- Task to carry out: Starting at the line with "Output a JSON" in it, reproduce each line below through the last one, exactly, and include nothing else.

• • • •

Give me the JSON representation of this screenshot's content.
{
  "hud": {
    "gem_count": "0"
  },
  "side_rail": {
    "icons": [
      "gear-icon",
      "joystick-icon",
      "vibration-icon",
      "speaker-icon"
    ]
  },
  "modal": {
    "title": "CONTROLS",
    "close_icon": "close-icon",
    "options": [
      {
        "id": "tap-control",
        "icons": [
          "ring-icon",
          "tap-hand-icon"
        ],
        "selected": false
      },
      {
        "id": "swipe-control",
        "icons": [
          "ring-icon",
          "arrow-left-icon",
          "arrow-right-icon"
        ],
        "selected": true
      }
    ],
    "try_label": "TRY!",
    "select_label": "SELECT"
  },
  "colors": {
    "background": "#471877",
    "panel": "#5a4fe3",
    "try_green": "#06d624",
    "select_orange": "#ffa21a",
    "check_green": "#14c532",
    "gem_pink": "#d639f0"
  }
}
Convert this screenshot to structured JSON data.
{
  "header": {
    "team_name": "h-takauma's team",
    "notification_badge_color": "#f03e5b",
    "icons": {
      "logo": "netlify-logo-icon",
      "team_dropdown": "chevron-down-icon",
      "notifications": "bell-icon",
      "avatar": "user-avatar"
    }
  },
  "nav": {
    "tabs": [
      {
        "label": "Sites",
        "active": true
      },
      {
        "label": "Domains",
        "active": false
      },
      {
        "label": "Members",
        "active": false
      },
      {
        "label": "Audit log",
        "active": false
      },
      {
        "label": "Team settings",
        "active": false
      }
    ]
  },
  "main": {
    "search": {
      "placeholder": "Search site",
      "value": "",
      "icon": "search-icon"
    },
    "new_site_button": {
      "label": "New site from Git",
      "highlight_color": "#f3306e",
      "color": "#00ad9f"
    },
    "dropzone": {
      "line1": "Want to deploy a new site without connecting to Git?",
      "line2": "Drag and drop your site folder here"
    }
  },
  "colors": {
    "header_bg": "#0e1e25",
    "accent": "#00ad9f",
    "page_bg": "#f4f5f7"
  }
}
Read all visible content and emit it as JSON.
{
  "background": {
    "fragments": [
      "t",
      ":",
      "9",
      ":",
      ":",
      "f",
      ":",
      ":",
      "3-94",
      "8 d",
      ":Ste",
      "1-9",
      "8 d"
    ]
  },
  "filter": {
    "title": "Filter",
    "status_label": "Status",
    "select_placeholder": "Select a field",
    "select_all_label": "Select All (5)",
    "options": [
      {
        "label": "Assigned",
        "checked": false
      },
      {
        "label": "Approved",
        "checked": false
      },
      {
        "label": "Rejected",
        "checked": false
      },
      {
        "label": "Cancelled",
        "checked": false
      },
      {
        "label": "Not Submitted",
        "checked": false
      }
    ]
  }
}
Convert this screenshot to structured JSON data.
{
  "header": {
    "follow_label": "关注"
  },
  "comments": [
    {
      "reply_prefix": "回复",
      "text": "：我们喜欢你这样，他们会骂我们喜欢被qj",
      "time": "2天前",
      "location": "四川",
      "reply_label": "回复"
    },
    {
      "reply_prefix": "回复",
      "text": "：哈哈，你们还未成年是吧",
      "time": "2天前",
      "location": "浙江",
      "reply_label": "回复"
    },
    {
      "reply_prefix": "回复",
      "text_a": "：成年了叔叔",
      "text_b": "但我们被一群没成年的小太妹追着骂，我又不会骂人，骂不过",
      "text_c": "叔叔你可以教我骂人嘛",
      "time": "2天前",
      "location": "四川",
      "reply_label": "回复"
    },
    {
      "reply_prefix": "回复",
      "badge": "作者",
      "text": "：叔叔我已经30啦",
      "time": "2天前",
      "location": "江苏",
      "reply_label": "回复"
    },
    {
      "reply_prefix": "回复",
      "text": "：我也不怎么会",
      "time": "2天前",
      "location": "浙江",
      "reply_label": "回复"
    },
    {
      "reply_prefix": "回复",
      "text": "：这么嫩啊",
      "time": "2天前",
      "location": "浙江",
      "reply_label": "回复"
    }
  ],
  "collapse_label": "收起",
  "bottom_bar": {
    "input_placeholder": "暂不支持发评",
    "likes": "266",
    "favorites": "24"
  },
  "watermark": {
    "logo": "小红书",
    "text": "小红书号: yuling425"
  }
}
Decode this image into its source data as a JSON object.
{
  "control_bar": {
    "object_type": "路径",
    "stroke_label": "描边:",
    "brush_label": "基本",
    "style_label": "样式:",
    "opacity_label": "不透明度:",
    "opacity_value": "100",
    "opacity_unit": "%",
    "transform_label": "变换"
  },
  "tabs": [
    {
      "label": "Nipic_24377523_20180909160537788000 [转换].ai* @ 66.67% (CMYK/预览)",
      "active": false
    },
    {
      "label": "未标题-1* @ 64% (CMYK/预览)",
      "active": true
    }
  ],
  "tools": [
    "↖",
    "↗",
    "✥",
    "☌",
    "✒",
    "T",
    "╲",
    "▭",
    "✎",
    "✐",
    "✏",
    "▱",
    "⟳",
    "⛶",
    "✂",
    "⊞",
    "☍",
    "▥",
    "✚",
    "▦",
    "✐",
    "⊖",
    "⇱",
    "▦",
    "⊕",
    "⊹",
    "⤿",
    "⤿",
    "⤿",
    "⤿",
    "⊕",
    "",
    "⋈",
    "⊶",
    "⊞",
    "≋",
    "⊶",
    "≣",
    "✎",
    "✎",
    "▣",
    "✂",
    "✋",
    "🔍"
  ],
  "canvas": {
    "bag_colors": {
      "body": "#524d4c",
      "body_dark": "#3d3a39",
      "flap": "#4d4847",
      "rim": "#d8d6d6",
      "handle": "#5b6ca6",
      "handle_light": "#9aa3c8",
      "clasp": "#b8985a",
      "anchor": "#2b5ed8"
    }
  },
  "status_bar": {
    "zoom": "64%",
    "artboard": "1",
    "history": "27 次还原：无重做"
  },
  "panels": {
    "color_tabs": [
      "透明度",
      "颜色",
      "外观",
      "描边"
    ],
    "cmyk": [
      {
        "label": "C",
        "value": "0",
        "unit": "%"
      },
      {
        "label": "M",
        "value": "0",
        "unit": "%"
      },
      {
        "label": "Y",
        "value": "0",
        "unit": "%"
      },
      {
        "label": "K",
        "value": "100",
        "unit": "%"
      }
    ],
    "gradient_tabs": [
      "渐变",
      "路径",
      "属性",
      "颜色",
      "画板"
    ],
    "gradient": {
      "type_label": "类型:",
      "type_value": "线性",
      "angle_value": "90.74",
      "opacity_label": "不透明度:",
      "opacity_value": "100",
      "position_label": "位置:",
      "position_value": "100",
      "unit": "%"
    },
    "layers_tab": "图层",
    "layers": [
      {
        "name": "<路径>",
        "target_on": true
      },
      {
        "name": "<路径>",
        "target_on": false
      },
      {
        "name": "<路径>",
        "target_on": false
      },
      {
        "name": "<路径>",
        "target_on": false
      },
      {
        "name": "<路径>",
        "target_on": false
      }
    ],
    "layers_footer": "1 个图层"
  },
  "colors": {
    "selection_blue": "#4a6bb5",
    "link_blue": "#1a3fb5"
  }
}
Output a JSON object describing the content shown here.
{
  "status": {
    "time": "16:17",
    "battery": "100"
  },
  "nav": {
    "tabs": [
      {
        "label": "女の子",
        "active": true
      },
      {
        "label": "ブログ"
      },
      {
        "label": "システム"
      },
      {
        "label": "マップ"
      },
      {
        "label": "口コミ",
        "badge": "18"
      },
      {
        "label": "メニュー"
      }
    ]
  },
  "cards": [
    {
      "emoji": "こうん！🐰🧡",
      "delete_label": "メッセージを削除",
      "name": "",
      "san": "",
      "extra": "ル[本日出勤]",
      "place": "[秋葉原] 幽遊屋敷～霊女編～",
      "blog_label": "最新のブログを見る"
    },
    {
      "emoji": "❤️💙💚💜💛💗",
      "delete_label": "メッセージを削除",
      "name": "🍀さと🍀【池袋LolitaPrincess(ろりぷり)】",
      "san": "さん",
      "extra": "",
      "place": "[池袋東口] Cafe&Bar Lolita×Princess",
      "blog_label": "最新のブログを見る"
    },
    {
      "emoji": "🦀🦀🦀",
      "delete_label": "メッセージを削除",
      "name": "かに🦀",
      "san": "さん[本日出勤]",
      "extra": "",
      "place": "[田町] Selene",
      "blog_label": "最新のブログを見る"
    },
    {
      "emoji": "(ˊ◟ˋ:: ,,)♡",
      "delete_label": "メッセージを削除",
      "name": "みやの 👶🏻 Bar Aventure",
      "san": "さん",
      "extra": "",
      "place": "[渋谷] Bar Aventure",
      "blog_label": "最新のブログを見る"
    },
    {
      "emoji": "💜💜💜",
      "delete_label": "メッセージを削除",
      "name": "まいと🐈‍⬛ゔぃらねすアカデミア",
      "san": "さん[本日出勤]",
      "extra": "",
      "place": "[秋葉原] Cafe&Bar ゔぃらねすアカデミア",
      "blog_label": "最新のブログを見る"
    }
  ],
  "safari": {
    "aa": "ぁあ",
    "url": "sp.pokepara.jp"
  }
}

• • • •

- Worked answer:
Output a JSON object describing the content shown here.
{
  "status": {
    "time": "16:17",
    "battery": "100"
  },
  "nav": {
    "tabs": [
      {
        "label": "女の子",
        "active": true
      },
      {
        "label": "ブログ"
      },
      {
        "label": "システム"
      },
      {
        "label": "マップ"
      },
      {
        "label": "口コミ",
        "badge": "18"
      },
      {
        "label": "メニュー"
      }
    ]
  },
  "cards": [
    {
      "emoji": "こうん！🐰🧡",
      "delete_label": "メッセージを削除",
      "name": "",
      "san": "",
      "extra": "ル[本日出勤]",
      "place": "[秋葉原] 幽遊屋敷～霊女編～",
      "blog_label": "最新のブログを見る"
    },
    {
      "emoji": "❤️💙💚💜💛💗",
      "delete_label": "メッセージを削除",
      "name": "🍀さと🍀【池袋LolitaPrincess(ろりぷり)】",
      "san": "さん",
      "extra": "",
      "place": "[池袋東口] Cafe&Bar Lolita×Princess",
      "blog_label": "最新のブログを見る"
    },
    {
      "emoji": "🦀🦀🦀",
      "delete_label": "メッセージを削除",
      "name": "かに🦀",
      "san": "さん[本日出勤]",
      "extra": "",
      "place": "[田町] Selene",
      "blog_label": "最新のブログを見る"
    },
    {
      "emoji": "(ˊ◟ˋ:: ,,)♡",
      "delete_label": "メッセージを削除",
      "name": "みやの 👶🏻 Bar Aventure",
      "san": "さん",
      "extra": "",
      "place": "[渋谷] Bar Aventure",
      "blog_label": "最新のブログを見る"
    },
    {
      "emoji": "💜💜💜",
      "delete_label": "メッセージを削除",
      "name": "まいと🐈‍⬛ゔぃらねすアカデミア",
      "san": "さん[本日出勤]",
      "extra": "",
      "place": "[秋葉原] Cafe&Bar ゔぃらねすアカデミア",
      "blog_label": "最新のブログを見る"
    }
  ],
  "safari": {
    "aa": "ぁあ",
    "url": "sp.pokepara.jp"
  }
}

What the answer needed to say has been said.